■ **Exercise objective**
Copy all the data exactly, except the pictures.

(Extracted records)
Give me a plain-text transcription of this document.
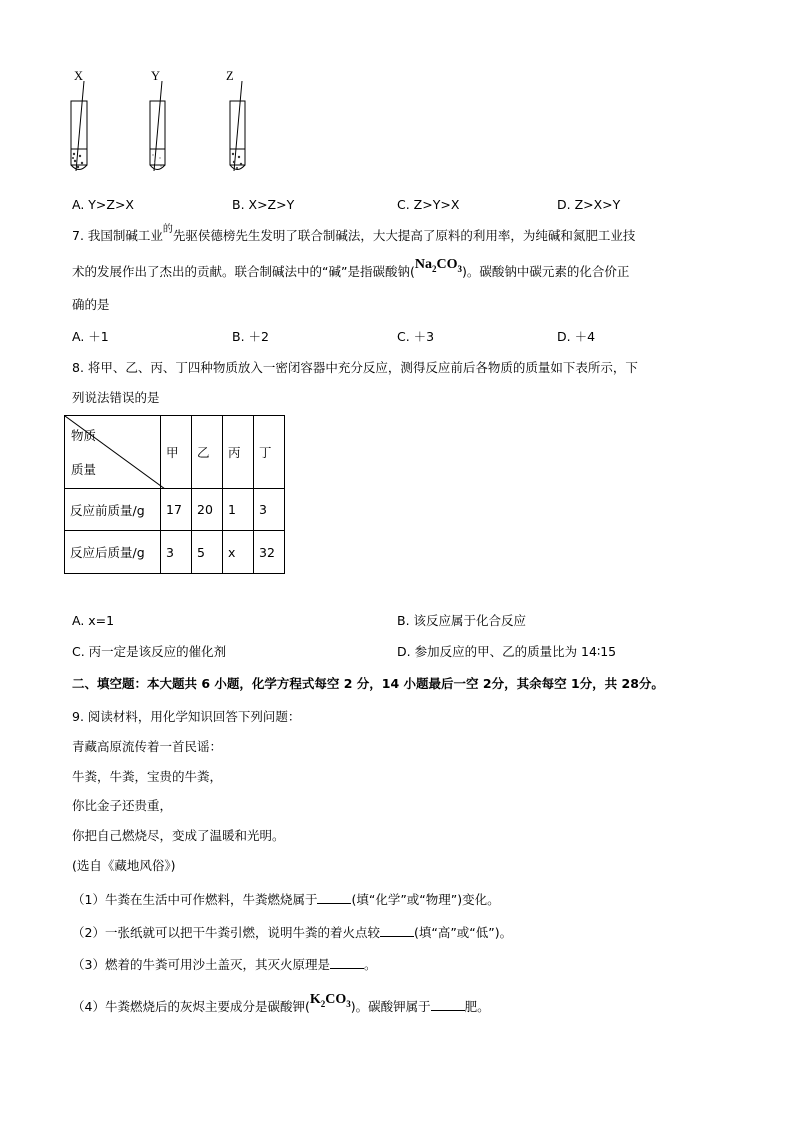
X	Y	Z
A. Y>Z>X	B. X>Z>Y	C. Z>Y>X	D. Z>X>Y
7. 我国制碱工业$^的$先驱侯德榜先生发明了联合制碱法，大大提高了原料的利用率，为纯碱和氮肥工业技
术的发展作出了杰出的贡献。联合制碱法中的“碱”是指碳酸钠$(Na_2CO_3)$。碳酸钠中碳元素的化合价正
确的是
A. ＋1	B. ＋2	C. ＋3	D. ＋4
8. 将甲、乙、丙、丁四种物质放入一密闭容器中充分反应，测得反应前后各物质的质量如下表所示，下
列说法错误的是
物质
质量	甲	乙	丙	丁
反应前质量/g	17	20	1	3
反应后质量/g	3	5	x	32
A. x=1	B. 该反应属于化合反应
C. 丙一定是该反应的催化剂	D. 参加反应的甲、乙的质量比为 14∶15
二、填空题：本大题共 6 小题，化学方程式每空 2 分，14 小题最后一空 2分，其余每空 1分，共 28分。
9. 阅读材料，用化学知识回答下列问题：
青藏高原流传着一首民谣：
牛粪，牛粪，宝贵的牛粪，
你比金子还贵重，
你把自己燃烧尽，变成了温暖和光明。
(选自《藏地风俗》)
（1）牛粪在生活中可作燃料，牛粪燃烧属于	(填“化学”或“物理”)变化。
（2）一张纸就可以把干牛粪引燃，说明牛粪的着火点较	(填“高”或“低”)。
（3）燃着的牛粪可用沙土盖灭，其灭火原理是	。
（4）牛粪燃烧后的灰烬主要成分是碳酸钾$(K_2CO_3)$。碳酸钾属于	肥。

■ **Expected output**
Give me a plain-text transcription of this document.
X	Y	Z
A. Y>Z>X	B. X>Z>Y	C. Z>Y>X	D. Z>X>Y
7. 我国制碱工业$^的$先驱侯德榜先生发明了联合制碱法，大大提高了原料的利用率，为纯碱和氮肥工业技
术的发展作出了杰出的贡献。联合制碱法中的“碱”是指碳酸钠$(Na_2CO_3)$。碳酸钠中碳元素的化合价正
确的是
A. ＋1	B. ＋2	C. ＋3	D. ＋4
8. 将甲、乙、丙、丁四种物质放入一密闭容器中充分反应，测得反应前后各物质的质量如下表所示，下
列说法错误的是
物质
质量	甲	乙	丙	丁
反应前质量/g	17	20	1	3
反应后质量/g	3	5	x	32
A. x=1	B. 该反应属于化合反应
C. 丙一定是该反应的催化剂	D. 参加反应的甲、乙的质量比为 14∶15
二、填空题：本大题共 6 小题，化学方程式每空 2 分，14 小题最后一空 2分，其余每空 1分，共 28分。
9. 阅读材料，用化学知识回答下列问题：
青藏高原流传着一首民谣：
牛粪，牛粪，宝贵的牛粪，
你比金子还贵重，
你把自己燃烧尽，变成了温暖和光明。
(选自《藏地风俗》)
（1）牛粪在生活中可作燃料，牛粪燃烧属于	(填“化学”或“物理”)变化。
（2）一张纸就可以把干牛粪引燃，说明牛粪的着火点较	(填“高”或“低”)。
（3）燃着的牛粪可用沙土盖灭，其灭火原理是	。
（4）牛粪燃烧后的灰烬主要成分是碳酸钾$(K_2CO_3)$。碳酸钾属于	肥。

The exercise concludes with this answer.